Data to process:
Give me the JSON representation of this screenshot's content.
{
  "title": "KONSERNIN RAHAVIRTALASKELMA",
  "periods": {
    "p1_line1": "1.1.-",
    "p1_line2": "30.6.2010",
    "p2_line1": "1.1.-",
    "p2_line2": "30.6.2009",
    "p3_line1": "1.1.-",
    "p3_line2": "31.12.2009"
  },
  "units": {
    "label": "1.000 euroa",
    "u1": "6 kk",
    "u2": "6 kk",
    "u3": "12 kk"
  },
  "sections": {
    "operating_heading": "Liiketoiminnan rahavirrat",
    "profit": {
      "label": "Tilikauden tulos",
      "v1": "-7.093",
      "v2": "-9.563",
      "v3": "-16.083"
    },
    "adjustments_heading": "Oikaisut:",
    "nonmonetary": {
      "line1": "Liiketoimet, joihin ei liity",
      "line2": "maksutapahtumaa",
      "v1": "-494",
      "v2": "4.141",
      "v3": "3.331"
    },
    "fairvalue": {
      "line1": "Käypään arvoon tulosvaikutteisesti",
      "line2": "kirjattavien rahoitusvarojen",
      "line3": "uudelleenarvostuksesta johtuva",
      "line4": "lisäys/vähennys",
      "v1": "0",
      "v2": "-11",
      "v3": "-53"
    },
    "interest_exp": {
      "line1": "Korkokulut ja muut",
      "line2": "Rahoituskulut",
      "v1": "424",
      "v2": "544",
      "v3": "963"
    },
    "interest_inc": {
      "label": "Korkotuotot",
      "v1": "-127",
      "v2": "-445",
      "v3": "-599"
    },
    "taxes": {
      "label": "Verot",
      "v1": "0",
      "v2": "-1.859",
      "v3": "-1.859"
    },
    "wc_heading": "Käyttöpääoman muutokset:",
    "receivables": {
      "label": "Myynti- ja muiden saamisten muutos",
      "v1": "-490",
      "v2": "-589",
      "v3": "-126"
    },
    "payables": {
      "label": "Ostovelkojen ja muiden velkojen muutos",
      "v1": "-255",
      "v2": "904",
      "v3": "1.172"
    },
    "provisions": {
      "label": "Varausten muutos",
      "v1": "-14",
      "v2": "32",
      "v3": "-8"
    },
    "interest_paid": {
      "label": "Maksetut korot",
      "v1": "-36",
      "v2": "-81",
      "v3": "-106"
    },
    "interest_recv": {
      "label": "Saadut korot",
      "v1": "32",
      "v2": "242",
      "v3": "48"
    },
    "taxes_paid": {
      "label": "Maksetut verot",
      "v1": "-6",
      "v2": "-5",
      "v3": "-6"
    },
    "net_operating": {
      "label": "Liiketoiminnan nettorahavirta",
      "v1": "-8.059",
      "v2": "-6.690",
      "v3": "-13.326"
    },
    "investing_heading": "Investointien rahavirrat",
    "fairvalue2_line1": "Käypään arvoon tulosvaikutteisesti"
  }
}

Problem to solve: Reproduce each record exactly, leaving nothing out.

Result for this exercise:
Give me the JSON representation of this screenshot's content.
{
  "title": "KONSERNIN RAHAVIRTALASKELMA",
  "periods": {
    "p1_line1": "1.1.-",
    "p1_line2": "30.6.2010",
    "p2_line1": "1.1.-",
    "p2_line2": "30.6.2009",
    "p3_line1": "1.1.-",
    "p3_line2": "31.12.2009"
  },
  "units": {
    "label": "1.000 euroa",
    "u1": "6 kk",
    "u2": "6 kk",
    "u3": "12 kk"
  },
  "sections": {
    "operating_heading": "Liiketoiminnan rahavirrat",
    "profit": {
      "label": "Tilikauden tulos",
      "v1": "-7.093",
      "v2": "-9.563",
      "v3": "-16.083"
    },
    "adjustments_heading": "Oikaisut:",
    "nonmonetary": {
      "line1": "Liiketoimet, joihin ei liity",
      "line2": "maksutapahtumaa",
      "v1": "-494",
      "v2": "4.141",
      "v3": "3.331"
    },
    "fairvalue": {
      "line1": "Käypään arvoon tulosvaikutteisesti",
      "line2": "kirjattavien rahoitusvarojen",
      "line3": "uudelleenarvostuksesta johtuva",
      "line4": "lisäys/vähennys",
      "v1": "0",
      "v2": "-11",
      "v3": "-53"
    },
    "interest_exp": {
      "line1": "Korkokulut ja muut",
      "line2": "Rahoituskulut",
      "v1": "424",
      "v2": "544",
      "v3": "963"
    },
    "interest_inc": {
      "label": "Korkotuotot",
      "v1": "-127",
      "v2": "-445",
      "v3": "-599"
    },
    "taxes": {
      "label": "Verot",
      "v1": "0",
      "v2": "-1.859",
      "v3": "-1.859"
    },
    "wc_heading": "Käyttöpääoman muutokset:",
    "receivables": {
      "label": "Myynti- ja muiden saamisten muutos",
      "v1": "-490",
      "v2": "-589",
      "v3": "-126"
    },
    "payables": {
      "label": "Ostovelkojen ja muiden velkojen muutos",
      "v1": "-255",
      "v2": "904",
      "v3": "1.172"
    },
    "provisions": {
      "label": "Varausten muutos",
      "v1": "-14",
      "v2": "32",
      "v3": "-8"
    },
    "interest_paid": {
      "label": "Maksetut korot",
      "v1": "-36",
      "v2": "-81",
      "v3": "-106"
    },
    "interest_recv": {
      "label": "Saadut korot",
      "v1": "32",
      "v2": "242",
      "v3": "48"
    },
    "taxes_paid": {
      "label": "Maksetut verot",
      "v1": "-6",
      "v2": "-5",
      "v3": "-6"
    },
    "net_operating": {
      "label": "Liiketoiminnan nettorahavirta",
      "v1": "-8.059",
      "v2": "-6.690",
      "v3": "-13.326"
    },
    "investing_heading": "Investointien rahavirrat",
    "fairvalue2_line1": "Käypään arvoon tulosvaikutteisesti"
  }
}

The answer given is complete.